• [Data for processing]:
▼

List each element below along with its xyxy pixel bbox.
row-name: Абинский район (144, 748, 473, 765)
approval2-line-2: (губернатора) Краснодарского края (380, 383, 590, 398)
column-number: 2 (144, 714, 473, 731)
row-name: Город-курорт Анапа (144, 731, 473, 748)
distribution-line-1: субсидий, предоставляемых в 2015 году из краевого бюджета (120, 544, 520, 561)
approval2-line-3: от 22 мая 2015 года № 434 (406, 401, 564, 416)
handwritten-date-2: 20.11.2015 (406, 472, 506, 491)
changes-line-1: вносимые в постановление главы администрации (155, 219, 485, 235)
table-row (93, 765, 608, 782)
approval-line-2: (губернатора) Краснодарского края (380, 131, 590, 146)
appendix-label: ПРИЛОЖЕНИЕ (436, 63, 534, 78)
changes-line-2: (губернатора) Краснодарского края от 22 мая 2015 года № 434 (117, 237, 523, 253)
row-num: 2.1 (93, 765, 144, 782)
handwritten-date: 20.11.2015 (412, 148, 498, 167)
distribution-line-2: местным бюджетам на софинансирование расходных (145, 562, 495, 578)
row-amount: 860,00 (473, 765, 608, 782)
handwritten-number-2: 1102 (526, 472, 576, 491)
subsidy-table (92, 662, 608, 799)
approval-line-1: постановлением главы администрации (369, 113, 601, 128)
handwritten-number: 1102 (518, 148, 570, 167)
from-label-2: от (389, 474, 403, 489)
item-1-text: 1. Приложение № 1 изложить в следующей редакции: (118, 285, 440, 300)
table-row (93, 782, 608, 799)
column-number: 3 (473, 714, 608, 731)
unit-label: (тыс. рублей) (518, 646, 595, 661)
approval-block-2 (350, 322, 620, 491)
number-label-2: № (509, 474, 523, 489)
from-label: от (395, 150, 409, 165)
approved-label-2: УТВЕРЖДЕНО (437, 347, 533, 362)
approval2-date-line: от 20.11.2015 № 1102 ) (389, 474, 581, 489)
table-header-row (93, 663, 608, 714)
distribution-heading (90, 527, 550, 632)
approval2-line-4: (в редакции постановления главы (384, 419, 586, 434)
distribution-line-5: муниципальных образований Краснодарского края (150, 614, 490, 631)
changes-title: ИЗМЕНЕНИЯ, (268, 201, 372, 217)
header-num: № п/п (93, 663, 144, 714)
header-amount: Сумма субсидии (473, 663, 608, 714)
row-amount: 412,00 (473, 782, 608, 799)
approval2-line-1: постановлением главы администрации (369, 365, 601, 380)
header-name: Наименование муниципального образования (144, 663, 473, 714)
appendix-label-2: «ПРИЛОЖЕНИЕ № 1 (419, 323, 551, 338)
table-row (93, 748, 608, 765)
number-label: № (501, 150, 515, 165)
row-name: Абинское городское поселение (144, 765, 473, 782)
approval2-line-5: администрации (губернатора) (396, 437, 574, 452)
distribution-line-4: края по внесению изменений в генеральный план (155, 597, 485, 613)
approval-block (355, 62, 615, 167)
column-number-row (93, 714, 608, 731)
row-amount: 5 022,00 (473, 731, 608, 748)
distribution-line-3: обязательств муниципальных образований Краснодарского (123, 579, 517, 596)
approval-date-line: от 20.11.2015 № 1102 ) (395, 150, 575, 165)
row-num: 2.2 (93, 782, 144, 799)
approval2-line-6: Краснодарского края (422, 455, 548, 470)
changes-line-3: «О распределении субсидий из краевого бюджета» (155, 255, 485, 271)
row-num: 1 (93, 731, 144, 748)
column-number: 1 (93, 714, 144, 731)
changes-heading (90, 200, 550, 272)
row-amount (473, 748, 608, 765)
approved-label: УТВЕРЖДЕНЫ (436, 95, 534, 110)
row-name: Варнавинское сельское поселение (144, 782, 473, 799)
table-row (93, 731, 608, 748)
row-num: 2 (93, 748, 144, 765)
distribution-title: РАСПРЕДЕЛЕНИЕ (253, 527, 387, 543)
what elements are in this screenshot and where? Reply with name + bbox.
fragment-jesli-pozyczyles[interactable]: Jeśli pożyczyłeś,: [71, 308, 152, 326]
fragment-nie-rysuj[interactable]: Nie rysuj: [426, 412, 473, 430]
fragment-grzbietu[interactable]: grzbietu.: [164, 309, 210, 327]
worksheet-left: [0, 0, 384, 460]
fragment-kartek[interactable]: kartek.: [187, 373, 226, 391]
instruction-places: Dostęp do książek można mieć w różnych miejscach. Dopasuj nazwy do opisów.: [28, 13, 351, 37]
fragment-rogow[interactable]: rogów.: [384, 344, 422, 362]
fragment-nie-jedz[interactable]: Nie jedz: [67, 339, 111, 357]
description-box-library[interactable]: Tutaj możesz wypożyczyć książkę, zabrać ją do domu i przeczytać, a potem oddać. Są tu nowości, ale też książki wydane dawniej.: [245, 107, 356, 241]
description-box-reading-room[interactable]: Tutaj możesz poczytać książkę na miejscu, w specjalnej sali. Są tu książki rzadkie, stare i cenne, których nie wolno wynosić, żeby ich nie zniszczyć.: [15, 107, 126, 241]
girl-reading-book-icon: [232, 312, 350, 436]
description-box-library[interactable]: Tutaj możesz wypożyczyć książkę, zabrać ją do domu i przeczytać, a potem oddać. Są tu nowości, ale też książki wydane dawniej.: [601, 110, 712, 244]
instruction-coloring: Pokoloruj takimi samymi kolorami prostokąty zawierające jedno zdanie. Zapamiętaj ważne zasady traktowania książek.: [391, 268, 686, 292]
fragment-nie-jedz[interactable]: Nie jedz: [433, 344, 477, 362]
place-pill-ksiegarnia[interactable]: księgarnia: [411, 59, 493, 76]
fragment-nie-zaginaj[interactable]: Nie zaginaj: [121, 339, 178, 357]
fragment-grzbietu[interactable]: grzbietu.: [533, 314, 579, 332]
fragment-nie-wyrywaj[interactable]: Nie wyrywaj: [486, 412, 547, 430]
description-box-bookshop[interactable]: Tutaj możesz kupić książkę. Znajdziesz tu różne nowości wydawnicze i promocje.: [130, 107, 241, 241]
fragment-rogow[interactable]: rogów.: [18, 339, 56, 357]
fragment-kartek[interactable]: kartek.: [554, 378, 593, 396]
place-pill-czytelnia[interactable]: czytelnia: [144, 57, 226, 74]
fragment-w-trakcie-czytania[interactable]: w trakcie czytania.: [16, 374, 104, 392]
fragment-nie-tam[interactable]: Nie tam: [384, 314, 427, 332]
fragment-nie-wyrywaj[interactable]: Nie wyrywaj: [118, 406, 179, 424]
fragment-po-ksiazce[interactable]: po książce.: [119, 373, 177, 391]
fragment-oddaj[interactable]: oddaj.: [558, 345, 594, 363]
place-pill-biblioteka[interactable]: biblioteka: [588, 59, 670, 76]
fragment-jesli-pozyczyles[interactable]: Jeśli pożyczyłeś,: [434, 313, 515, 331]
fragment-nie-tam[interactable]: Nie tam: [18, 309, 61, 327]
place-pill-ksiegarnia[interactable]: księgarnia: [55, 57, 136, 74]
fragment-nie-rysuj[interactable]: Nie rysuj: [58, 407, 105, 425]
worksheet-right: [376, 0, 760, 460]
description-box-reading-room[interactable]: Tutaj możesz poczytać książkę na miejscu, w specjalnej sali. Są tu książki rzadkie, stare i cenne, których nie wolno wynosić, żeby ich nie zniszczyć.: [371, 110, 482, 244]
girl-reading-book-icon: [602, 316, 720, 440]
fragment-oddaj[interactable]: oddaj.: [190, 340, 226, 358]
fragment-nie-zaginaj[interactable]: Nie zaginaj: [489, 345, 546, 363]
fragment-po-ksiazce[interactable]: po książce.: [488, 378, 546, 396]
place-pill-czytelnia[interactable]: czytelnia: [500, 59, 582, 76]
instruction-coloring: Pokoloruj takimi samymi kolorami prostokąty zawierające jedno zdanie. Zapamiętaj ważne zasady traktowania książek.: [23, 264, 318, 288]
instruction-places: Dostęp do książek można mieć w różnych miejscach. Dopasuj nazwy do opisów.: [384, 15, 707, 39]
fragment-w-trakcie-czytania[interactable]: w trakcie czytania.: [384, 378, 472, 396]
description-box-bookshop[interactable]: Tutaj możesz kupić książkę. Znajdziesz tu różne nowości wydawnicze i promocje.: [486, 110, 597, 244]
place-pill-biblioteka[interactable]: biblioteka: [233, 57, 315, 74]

▲

• [The exercise]: Rewrite the rows from the first one through the line that contains "distribution-heading (90, 527, 550, 632)", replacing "row-name" with "row-label" and leaving everything else unchanged.

• [Exercise solution]:
List each element below along with its xyxy pixel bbox.
row-label: Абинский район (144, 748, 473, 765)
approval2-line-2: (губернатора) Краснодарского края (380, 383, 590, 398)
column-number: 2 (144, 714, 473, 731)
row-label: Город-курорт Анапа (144, 731, 473, 748)
distribution-line-1: субсидий, предоставляемых в 2015 году из краевого бюджета (120, 544, 520, 561)
approval2-line-3: от 22 мая 2015 года № 434 (406, 401, 564, 416)
handwritten-date-2: 20.11.2015 (406, 472, 506, 491)
changes-line-1: вносимые в постановление главы администрации (155, 219, 485, 235)
table-row (93, 765, 608, 782)
approval-line-2: (губернатора) Краснодарского края (380, 131, 590, 146)
appendix-label: ПРИЛОЖЕНИЕ (436, 63, 534, 78)
changes-line-2: (губернатора) Краснодарского края от 22 мая 2015 года № 434 (117, 237, 523, 253)
row-num: 2.1 (93, 765, 144, 782)
handwritten-date: 20.11.2015 (412, 148, 498, 167)
distribution-line-2: местным бюджетам на софинансирование расходных (145, 562, 495, 578)
row-amount: 860,00 (473, 765, 608, 782)
handwritten-number-2: 1102 (526, 472, 576, 491)
subsidy-table (92, 662, 608, 799)
approval-line-1: постановлением главы администрации (369, 113, 601, 128)
handwritten-number: 1102 (518, 148, 570, 167)
from-label-2: от (389, 474, 403, 489)
item-1-text: 1. Приложение № 1 изложить в следующей редакции: (118, 285, 440, 300)
table-row (93, 782, 608, 799)
column-number: 3 (473, 714, 608, 731)
unit-label: (тыс. рублей) (518, 646, 595, 661)
approval-block-2 (350, 322, 620, 491)
number-label-2: № (509, 474, 523, 489)
from-label: от (395, 150, 409, 165)
approved-label-2: УТВЕРЖДЕНО (437, 347, 533, 362)
approval2-date-line: от 20.11.2015 № 1102 ) (389, 474, 581, 489)
table-header-row (93, 663, 608, 714)
distribution-heading (90, 527, 550, 632)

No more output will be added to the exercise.